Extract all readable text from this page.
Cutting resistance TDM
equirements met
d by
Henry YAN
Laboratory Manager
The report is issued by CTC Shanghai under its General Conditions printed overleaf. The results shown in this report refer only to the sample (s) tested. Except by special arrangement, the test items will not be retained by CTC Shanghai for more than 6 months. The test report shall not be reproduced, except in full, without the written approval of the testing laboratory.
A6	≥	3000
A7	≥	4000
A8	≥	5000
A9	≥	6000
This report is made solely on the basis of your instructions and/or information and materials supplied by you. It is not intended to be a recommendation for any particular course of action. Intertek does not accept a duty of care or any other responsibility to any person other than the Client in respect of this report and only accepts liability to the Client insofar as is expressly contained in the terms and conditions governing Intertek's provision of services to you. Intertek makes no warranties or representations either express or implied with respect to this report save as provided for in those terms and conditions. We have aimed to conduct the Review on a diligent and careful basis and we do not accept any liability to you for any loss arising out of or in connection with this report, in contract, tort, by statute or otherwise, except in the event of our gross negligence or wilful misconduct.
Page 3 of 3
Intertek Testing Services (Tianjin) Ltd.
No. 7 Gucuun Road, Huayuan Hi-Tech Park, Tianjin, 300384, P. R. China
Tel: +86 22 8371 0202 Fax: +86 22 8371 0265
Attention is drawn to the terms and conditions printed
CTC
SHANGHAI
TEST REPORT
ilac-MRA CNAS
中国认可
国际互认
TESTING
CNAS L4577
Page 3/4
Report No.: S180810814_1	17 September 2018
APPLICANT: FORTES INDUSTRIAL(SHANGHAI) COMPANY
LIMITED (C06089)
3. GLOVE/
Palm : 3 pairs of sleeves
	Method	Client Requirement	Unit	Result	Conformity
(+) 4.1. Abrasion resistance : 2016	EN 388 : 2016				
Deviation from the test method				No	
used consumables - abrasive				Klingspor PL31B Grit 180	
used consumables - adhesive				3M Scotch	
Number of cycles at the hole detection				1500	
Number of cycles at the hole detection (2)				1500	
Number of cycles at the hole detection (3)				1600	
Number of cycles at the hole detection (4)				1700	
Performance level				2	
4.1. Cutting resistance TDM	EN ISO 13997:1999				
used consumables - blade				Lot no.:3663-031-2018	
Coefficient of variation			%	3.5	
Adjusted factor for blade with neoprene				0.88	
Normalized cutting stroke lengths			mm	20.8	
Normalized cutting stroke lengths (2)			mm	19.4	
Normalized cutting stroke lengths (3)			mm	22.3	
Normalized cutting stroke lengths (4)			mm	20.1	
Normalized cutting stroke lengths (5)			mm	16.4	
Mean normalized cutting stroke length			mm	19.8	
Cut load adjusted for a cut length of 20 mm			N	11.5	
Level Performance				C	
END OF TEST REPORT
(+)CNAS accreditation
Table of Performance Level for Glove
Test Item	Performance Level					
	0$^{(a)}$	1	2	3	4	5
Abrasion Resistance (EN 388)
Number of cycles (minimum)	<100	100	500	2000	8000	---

##############################

Stated problem.
Above are the records; retype every one exactly.

Written solution.
Extract all readable text from this page.
Cutting resistance TDM
equirements met
d by
Henry YAN
Laboratory Manager
The report is issued by CTC Shanghai under its General Conditions printed overleaf. The results shown in this report refer only to the sample (s) tested. Except by special arrangement, the test items will not be retained by CTC Shanghai for more than 6 months. The test report shall not be reproduced, except in full, without the written approval of the testing laboratory.
A6	≥	3000
A7	≥	4000
A8	≥	5000
A9	≥	6000
This report is made solely on the basis of your instructions and/or information and materials supplied by you. It is not intended to be a recommendation for any particular course of action. Intertek does not accept a duty of care or any other responsibility to any person other than the Client in respect of this report and only accepts liability to the Client insofar as is expressly contained in the terms and conditions governing Intertek's provision of services to you. Intertek makes no warranties or representations either express or implied with respect to this report save as provided for in those terms and conditions. We have aimed to conduct the Review on a diligent and careful basis and we do not accept any liability to you for any loss arising out of or in connection with this report, in contract, tort, by statute or otherwise, except in the event of our gross negligence or wilful misconduct.
Page 3 of 3
Intertek Testing Services (Tianjin) Ltd.
No. 7 Gucuun Road, Huayuan Hi-Tech Park, Tianjin, 300384, P. R. China
Tel: +86 22 8371 0202 Fax: +86 22 8371 0265
Attention is drawn to the terms and conditions printed
CTC
SHANGHAI
TEST REPORT
ilac-MRA CNAS
中国认可
国际互认
TESTING
CNAS L4577
Page 3/4
Report No.: S180810814_1	17 September 2018
APPLICANT: FORTES INDUSTRIAL(SHANGHAI) COMPANY
LIMITED (C06089)
3. GLOVE/
Palm : 3 pairs of sleeves
	Method	Client Requirement	Unit	Result	Conformity
(+) 4.1. Abrasion resistance : 2016	EN 388 : 2016				
Deviation from the test method				No	
used consumables - abrasive				Klingspor PL31B Grit 180	
used consumables - adhesive				3M Scotch	
Number of cycles at the hole detection				1500	
Number of cycles at the hole detection (2)				1500	
Number of cycles at the hole detection (3)				1600	
Number of cycles at the hole detection (4)				1700	
Performance level				2	
4.1. Cutting resistance TDM	EN ISO 13997:1999				
used consumables - blade				Lot no.:3663-031-2018	
Coefficient of variation			%	3.5	
Adjusted factor for blade with neoprene				0.88	
Normalized cutting stroke lengths			mm	20.8	
Normalized cutting stroke lengths (2)			mm	19.4	
Normalized cutting stroke lengths (3)			mm	22.3	
Normalized cutting stroke lengths (4)			mm	20.1	
Normalized cutting stroke lengths (5)			mm	16.4	
Mean normalized cutting stroke length			mm	19.8	
Cut load adjusted for a cut length of 20 mm			N	11.5	
Level Performance				C	
END OF TEST REPORT
(+)CNAS accreditation
Table of Performance Level for Glove
Test Item	Performance Level					
	0$^{(a)}$	1	2	3	4	5
Abrasion Resistance (EN 388)
Number of cycles (minimum)	<100	100	500	2000	8000	---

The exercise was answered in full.